Give the stretch of lines from the one containing "preview-checkbox-1[interactable] [510,8,525,23]" through the one containing "html-collapse-button[interactable] [415,5,459,35]", both included, as a Markdown table with the columns No. and Line. Number the rows and leave out any blank lines.
-- Begin --
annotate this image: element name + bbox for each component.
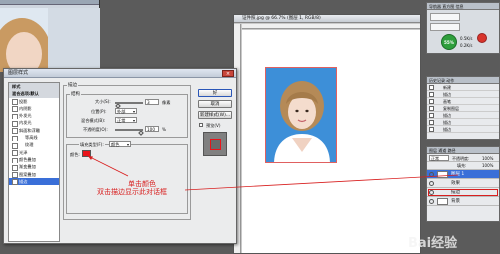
photoshop-window: 证件照.jpg @ 66.7% (图层 1, RGB/8) 导航器 直方图 信息… bbox=[0, 0, 500, 254]
baidu-watermark: Bai经验 bbox=[408, 236, 458, 251]
annotation-arrows bbox=[87, 155, 459, 191]
annotation-double-click: 双击描边显示此对话框 bbox=[97, 188, 167, 196]
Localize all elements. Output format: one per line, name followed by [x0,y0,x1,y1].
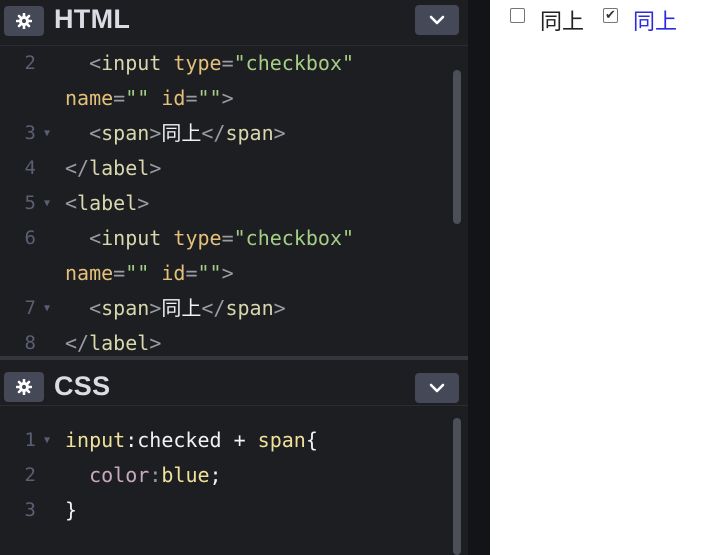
preview-checkbox-1[interactable] [510,8,525,23]
code-text: color:blue; [89,463,222,487]
check-icon: ✔ [605,8,616,23]
html-scrollbar[interactable] [453,70,461,224]
line-number: 4 [24,157,36,179]
html-panel-title: HTML [54,4,131,34]
line-number: 2 [24,52,36,74]
line-number: 8 [24,332,36,354]
code-text: name="" id=""> [65,86,234,110]
code-text: } [65,498,78,522]
html-collapse-button[interactable] [415,5,459,35]
editor-preview-divider[interactable] [468,0,490,555]
html-editor-panel: HTML 2 <input type="checkbox" name="" id=… [0,0,468,356]
code-text: </label> [65,331,162,355]
css-panel-title: CSS [54,371,111,401]
line-number: 5 [24,192,36,214]
chevron-down-icon [429,15,445,25]
css-settings-button[interactable] [4,372,44,402]
html-panel-header: HTML [0,0,468,46]
preview-label-2: 同上 [633,10,678,35]
preview-checkbox-2[interactable]: ✔ [603,8,618,23]
code-text: <span>同上</span> [89,296,286,320]
css-collapse-button[interactable] [415,373,459,403]
html-code-area[interactable]: 2 <input type="checkbox" name="" id=""> 3 ▼… [0,46,468,356]
code-text: </label> [65,156,162,180]
css-scrollbar[interactable] [453,418,461,555]
line-number: 3 [24,499,36,521]
code-text: input:checked + span{ [65,428,318,452]
line-number: 6 [24,227,36,249]
line-number: 7 [24,297,36,319]
chevron-down-icon [429,383,445,393]
line-number: 3 [24,122,36,144]
fold-arrow-icon[interactable]: ▼ [44,186,50,221]
code-editor: HTML 2 <input type="checkbox" name="" id=… [0,0,490,555]
fold-arrow-icon[interactable]: ▼ [44,291,50,326]
fold-arrow-icon[interactable]: ▼ [44,116,50,151]
code-text: name="" id=""> [65,261,234,285]
css-panel-header: CSS [0,360,468,406]
css-editor-panel: CSS 1 ▼ input:checked + span{ 2 color:blue;… [0,360,468,555]
gear-icon [16,13,32,29]
html-settings-button[interactable] [4,6,44,36]
line-number: 1 [24,429,36,451]
css-code-area[interactable]: 1 ▼ input:checked + span{ 2 color:blue; 3} [0,423,468,555]
line-number: 2 [24,464,36,486]
code-text: <input type="checkbox" [89,51,355,75]
gear-icon [16,379,32,395]
code-text: <span>同上</span> [89,121,286,145]
code-text: <input type="checkbox" [89,226,355,250]
preview-label-1: 同上 [540,10,585,35]
fold-arrow-icon[interactable]: ▼ [44,423,50,458]
code-text: <label> [65,191,150,215]
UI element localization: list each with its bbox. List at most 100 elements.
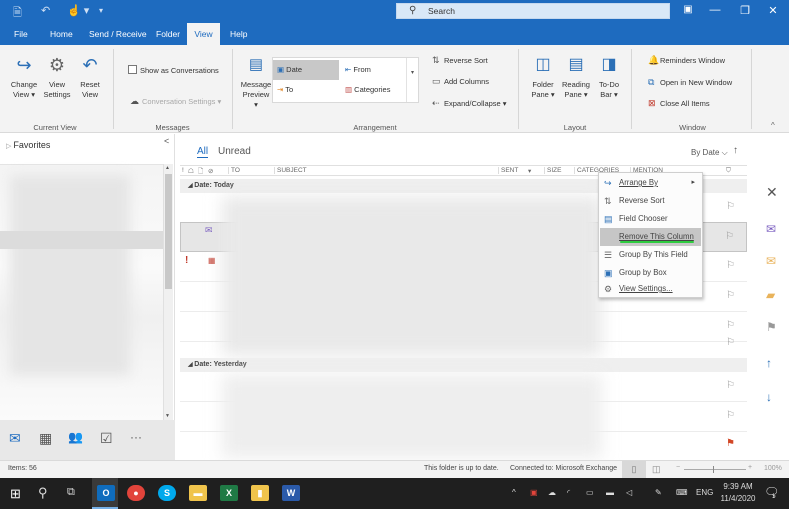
network-icon[interactable]: ▭ <box>586 488 594 497</box>
arrange-categories[interactable]: ▥ Categories <box>341 80 407 100</box>
flag-icon[interactable]: ⚐ <box>726 201 735 212</box>
group-header-yesterday[interactable]: ◢ Date: Yesterday <box>180 358 747 372</box>
battery-icon[interactable]: ▬ <box>606 488 614 497</box>
change-view-button[interactable]: ↪ Change View ▾ <box>8 53 40 100</box>
pen-icon[interactable]: ✎ <box>655 488 662 497</box>
column-sent[interactable]: SENT <box>498 167 518 174</box>
taskbar-app-onedrive-files[interactable]: ▮ <box>251 485 269 501</box>
task-view-icon[interactable]: ⧉ <box>67 486 75 499</box>
menu-item-remove-this-column[interactable]: Remove This Column <box>600 228 701 246</box>
more-icon[interactable]: ··· <box>130 430 142 444</box>
zoom-in-button[interactable]: + <box>748 464 752 471</box>
tab-home[interactable]: Home <box>44 23 79 45</box>
flag-icon[interactable]: ⚐ <box>725 231 734 242</box>
calendar-icon[interactable]: ▦ <box>39 430 52 447</box>
zoom-level[interactable]: 100% <box>764 465 782 472</box>
sort-by-date-dropdown[interactable]: By Date ⌵ <box>691 148 728 158</box>
previous-item-icon[interactable]: ↑ <box>766 356 772 370</box>
show-as-conversations-checkbox[interactable]: Show as Conversations <box>128 65 219 75</box>
wifi-icon[interactable]: ◜ <box>567 488 570 497</box>
reading-view-button[interactable]: ◫ <box>652 464 661 475</box>
tasks-icon[interactable]: ☑ <box>100 430 113 447</box>
reminders-window-button[interactable]: 🔔Reminders Window <box>648 55 725 66</box>
view-settings-button[interactable]: ⚙ View Settings <box>42 53 72 100</box>
column-to[interactable]: TO <box>228 167 240 174</box>
column-sent-sort-icon[interactable]: ▾ <box>528 167 531 175</box>
taskbar-app-outlook[interactable]: O <box>97 485 115 501</box>
collapse-folder-pane-icon[interactable]: < <box>164 136 169 146</box>
customize-qat-icon[interactable]: ▾ <box>99 6 103 15</box>
move-to-folder-icon[interactable]: ▰ <box>766 288 775 302</box>
unread-mail-icon[interactable]: ✉ <box>766 254 776 268</box>
favorites-header[interactable]: ▷ Favorites <box>6 140 50 150</box>
open-in-new-window-button[interactable]: ⧉ Open in New Window <box>648 77 732 88</box>
restore-button[interactable]: ❐ <box>735 4 755 17</box>
ribbon-display-options-icon[interactable]: ▣ <box>678 4 698 15</box>
filter-all[interactable]: All <box>197 146 209 158</box>
scrollbar-thumb[interactable] <box>165 174 172 289</box>
reply-icon[interactable]: ✉ <box>766 222 776 236</box>
menu-item-arrange-by[interactable]: ↪ Arrange By ▸ <box>600 174 701 192</box>
flag-icon[interactable]: ⚐ <box>726 290 735 301</box>
folder-pane-button[interactable]: ◫ Folder Pane ▾ <box>528 53 558 100</box>
close-button[interactable]: ✕ <box>763 4 783 17</box>
taskbar-app-skype[interactable]: S <box>158 485 176 501</box>
flag-icon[interactable]: ⚐ <box>726 337 735 348</box>
show-hidden-icons[interactable]: ^ <box>512 488 516 497</box>
zoom-slider-thumb[interactable] <box>713 466 714 473</box>
column-attachment[interactable]: ⊘ <box>208 167 213 175</box>
checkbox-box[interactable] <box>128 65 137 74</box>
conversation-settings-button[interactable]: ☁ Conversation Settings ▾ <box>130 96 221 107</box>
tray-app-icon[interactable]: ▣ <box>530 488 538 497</box>
input-language[interactable]: ENG <box>696 488 713 497</box>
scroll-down-icon[interactable]: ▼ <box>165 413 170 419</box>
sort-direction-icon[interactable]: ↑ <box>733 145 738 156</box>
taskbar-search-icon[interactable]: ⚲ <box>38 485 48 501</box>
filter-unread[interactable]: Unread <box>218 146 251 157</box>
menu-item-field-chooser[interactable]: ▤ Field Chooser <box>600 210 701 228</box>
menu-item-reverse-sort[interactable]: ⇅ Reverse Sort <box>600 192 701 210</box>
clock-date[interactable]: 11/4/2020 <box>716 494 760 503</box>
todo-bar-button[interactable]: ◨ To-Do Bar ▾ <box>595 53 623 100</box>
flag-red-icon[interactable]: ⚑ <box>726 438 735 449</box>
column-subject[interactable]: SUBJECT <box>274 167 307 174</box>
onedrive-icon[interactable]: ☁ <box>548 488 556 497</box>
reading-pane-button[interactable]: ▤ Reading Pane ▾ <box>560 53 592 100</box>
taskbar-app-excel[interactable]: X <box>220 485 238 501</box>
keyboard-icon[interactable]: ⌨ <box>676 488 688 497</box>
scroll-up-icon[interactable]: ▲ <box>165 165 170 171</box>
people-icon[interactable]: 👥 <box>68 430 83 444</box>
close-all-items-button[interactable]: ⊠ Close All Items <box>648 98 710 109</box>
arrange-date[interactable]: ▣ Date <box>273 60 339 80</box>
column-flag-filter-icon[interactable]: ⛉ <box>726 167 731 175</box>
collapse-ribbon-icon[interactable]: ^ <box>771 121 775 130</box>
column-reminder[interactable]: ☖ <box>188 167 194 175</box>
menu-item-group-by-this-field[interactable]: ☰ Group By This Field <box>600 246 701 264</box>
arrange-from[interactable]: ⇤ From <box>341 60 407 80</box>
selected-folder[interactable] <box>0 231 163 249</box>
volume-icon[interactable]: ◁ <box>626 488 632 497</box>
column-size[interactable]: SIZE <box>544 167 561 174</box>
mail-icon[interactable]: ✉ <box>9 430 21 447</box>
undo-icon[interactable]: ↶ <box>41 4 50 17</box>
clock-time[interactable]: 9:39 AM <box>720 482 756 491</box>
search-box[interactable]: ⚲ Search <box>396 3 670 19</box>
expand-collapse-button[interactable]: ⇠ Expand/Collapse ▾ <box>432 98 507 109</box>
flag-icon[interactable]: ⚐ <box>726 380 735 391</box>
flag-icon[interactable]: ⚐ <box>726 260 735 271</box>
touch-mode-icon[interactable]: ☝ ▾ <box>67 4 89 17</box>
tab-file[interactable]: File <box>8 23 34 45</box>
normal-view-button[interactable]: ▯ <box>622 461 646 478</box>
send-receive-all-icon[interactable]: 🗎 <box>13 4 22 23</box>
add-columns-button[interactable]: ▭ Add Columns <box>432 76 489 87</box>
tab-view[interactable]: View <box>187 23 220 45</box>
minimize-button[interactable]: — <box>705 4 725 16</box>
taskbar-app-word[interactable]: W <box>282 485 300 501</box>
delete-icon[interactable]: ✕ <box>766 184 778 201</box>
reverse-sort-button[interactable]: ⇅ Reverse Sort <box>432 55 488 66</box>
tab-help[interactable]: Help <box>224 23 253 45</box>
folder-scrollbar[interactable]: ▲ ▼ <box>163 164 173 420</box>
folder-list[interactable] <box>0 164 163 420</box>
tab-folder[interactable]: Folder <box>150 23 186 45</box>
taskbar-app-file-explorer[interactable]: ▬ <box>189 485 207 501</box>
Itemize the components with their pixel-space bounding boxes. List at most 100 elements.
-- End --
Solved problem:
| No. | Line |
|---|---|
| 1 | preview-checkbox-1[interactable] [510,8,525,23] |
| 2 | code-text: color:blue; [89,463,222,487] |
| 3 | check-icon: ✔ [605,8,616,23] |
| 4 | html-scrollbar[interactable] [453,70,461,224] |
| 5 | line-number: 4 [24,157,36,179] |
| 6 | html-panel-title: HTML [54,4,131,34] |
| 7 | line-number: 2 [24,52,36,74] |
| 8 | line-number: 8 [24,332,36,354] |
| 9 | code-text: name="" id=""> [65,86,234,110] |
| 10 | code-text: } [65,498,78,522] |
| 11 | html-collapse-button[interactable] [415,5,459,35] |